** Start of SUPPLIED MATERIAL **
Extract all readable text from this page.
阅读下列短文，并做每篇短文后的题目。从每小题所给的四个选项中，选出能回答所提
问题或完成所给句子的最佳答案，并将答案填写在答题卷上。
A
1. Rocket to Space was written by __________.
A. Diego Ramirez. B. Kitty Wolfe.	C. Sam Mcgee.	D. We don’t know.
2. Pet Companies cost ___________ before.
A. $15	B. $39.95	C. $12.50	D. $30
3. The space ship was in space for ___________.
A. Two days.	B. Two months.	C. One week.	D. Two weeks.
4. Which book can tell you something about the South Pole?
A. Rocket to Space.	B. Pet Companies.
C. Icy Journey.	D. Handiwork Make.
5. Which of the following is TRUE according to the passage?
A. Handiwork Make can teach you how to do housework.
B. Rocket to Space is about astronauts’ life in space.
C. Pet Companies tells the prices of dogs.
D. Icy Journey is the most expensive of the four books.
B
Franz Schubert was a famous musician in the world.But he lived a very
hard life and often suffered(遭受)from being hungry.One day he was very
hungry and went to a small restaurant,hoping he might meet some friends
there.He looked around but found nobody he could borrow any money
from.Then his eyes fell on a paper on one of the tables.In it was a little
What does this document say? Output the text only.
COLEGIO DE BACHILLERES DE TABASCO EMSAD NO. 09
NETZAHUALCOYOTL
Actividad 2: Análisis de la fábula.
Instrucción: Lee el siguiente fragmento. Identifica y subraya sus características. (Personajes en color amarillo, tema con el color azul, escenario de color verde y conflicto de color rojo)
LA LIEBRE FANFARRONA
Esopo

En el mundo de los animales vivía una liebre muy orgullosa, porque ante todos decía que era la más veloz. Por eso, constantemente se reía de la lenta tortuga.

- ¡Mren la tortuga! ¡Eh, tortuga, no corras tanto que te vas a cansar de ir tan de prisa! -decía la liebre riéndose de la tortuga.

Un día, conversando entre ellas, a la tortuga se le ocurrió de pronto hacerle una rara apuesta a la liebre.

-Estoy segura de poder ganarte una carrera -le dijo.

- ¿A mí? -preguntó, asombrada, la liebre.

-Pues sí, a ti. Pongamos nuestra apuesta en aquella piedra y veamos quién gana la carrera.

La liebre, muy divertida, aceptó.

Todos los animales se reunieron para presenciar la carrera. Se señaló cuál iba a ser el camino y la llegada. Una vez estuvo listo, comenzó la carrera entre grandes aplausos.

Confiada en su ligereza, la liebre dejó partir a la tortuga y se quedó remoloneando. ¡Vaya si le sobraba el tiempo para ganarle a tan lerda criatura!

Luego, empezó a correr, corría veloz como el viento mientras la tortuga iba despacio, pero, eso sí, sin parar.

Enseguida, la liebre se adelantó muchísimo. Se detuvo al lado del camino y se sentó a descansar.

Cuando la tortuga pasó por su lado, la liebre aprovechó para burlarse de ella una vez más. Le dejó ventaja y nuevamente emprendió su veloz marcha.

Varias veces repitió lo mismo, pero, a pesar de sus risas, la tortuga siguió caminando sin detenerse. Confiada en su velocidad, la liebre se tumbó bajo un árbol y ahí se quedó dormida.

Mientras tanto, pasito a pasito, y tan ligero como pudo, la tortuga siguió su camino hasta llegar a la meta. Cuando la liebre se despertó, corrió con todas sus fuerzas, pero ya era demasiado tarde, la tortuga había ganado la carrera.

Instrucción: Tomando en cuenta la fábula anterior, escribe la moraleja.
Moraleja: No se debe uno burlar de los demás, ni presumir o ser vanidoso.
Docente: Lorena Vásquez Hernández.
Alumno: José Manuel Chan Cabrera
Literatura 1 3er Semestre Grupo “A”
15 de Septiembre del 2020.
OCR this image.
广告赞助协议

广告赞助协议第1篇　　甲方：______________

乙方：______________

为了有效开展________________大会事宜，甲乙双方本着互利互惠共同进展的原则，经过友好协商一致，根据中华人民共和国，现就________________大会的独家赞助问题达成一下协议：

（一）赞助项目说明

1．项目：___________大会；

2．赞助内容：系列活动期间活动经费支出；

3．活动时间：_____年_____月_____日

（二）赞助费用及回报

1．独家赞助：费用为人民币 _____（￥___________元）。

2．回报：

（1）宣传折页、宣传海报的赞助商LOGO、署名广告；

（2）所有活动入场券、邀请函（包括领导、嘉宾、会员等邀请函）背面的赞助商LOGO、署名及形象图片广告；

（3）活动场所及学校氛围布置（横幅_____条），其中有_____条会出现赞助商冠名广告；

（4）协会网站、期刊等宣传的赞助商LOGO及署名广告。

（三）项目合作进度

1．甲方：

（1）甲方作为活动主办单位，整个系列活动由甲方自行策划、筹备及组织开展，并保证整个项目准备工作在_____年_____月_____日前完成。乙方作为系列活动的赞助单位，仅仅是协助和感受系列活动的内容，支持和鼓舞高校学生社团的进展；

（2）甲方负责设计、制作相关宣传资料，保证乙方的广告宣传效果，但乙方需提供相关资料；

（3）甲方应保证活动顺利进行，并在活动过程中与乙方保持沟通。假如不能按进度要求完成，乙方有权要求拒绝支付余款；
** End of SUPPLIED MATERIAL **
## SHORT TASK
Reproduce exactly the line that holds "OCR this image.", then every line after it, ending with the final line of the records above.

## SOLUTION
OCR this image.
广告赞助协议

广告赞助协议第1篇　　甲方：______________

乙方：______________

为了有效开展________________大会事宜，甲乙双方本着互利互惠共同进展的原则，经过友好协商一致，根据中华人民共和国，现就________________大会的独家赞助问题达成一下协议：

（一）赞助项目说明

1．项目：___________大会；

2．赞助内容：系列活动期间活动经费支出；

3．活动时间：_____年_____月_____日

（二）赞助费用及回报

1．独家赞助：费用为人民币 _____（￥___________元）。

2．回报：

（1）宣传折页、宣传海报的赞助商LOGO、署名广告；

（2）所有活动入场券、邀请函（包括领导、嘉宾、会员等邀请函）背面的赞助商LOGO、署名及形象图片广告；

（3）活动场所及学校氛围布置（横幅_____条），其中有_____条会出现赞助商冠名广告；

（4）协会网站、期刊等宣传的赞助商LOGO及署名广告。

（三）项目合作进度

1．甲方：

（1）甲方作为活动主办单位，整个系列活动由甲方自行策划、筹备及组织开展，并保证整个项目准备工作在_____年_____月_____日前完成。乙方作为系列活动的赞助单位，仅仅是协助和感受系列活动的内容，支持和鼓舞高校学生社团的进展；

（2）甲方负责设计、制作相关宣传资料，保证乙方的广告宣传效果，但乙方需提供相关资料；

（3）甲方应保证活动顺利进行，并在活动过程中与乙方保持沟通。假如不能按进度要求完成，乙方有权要求拒绝支付余款；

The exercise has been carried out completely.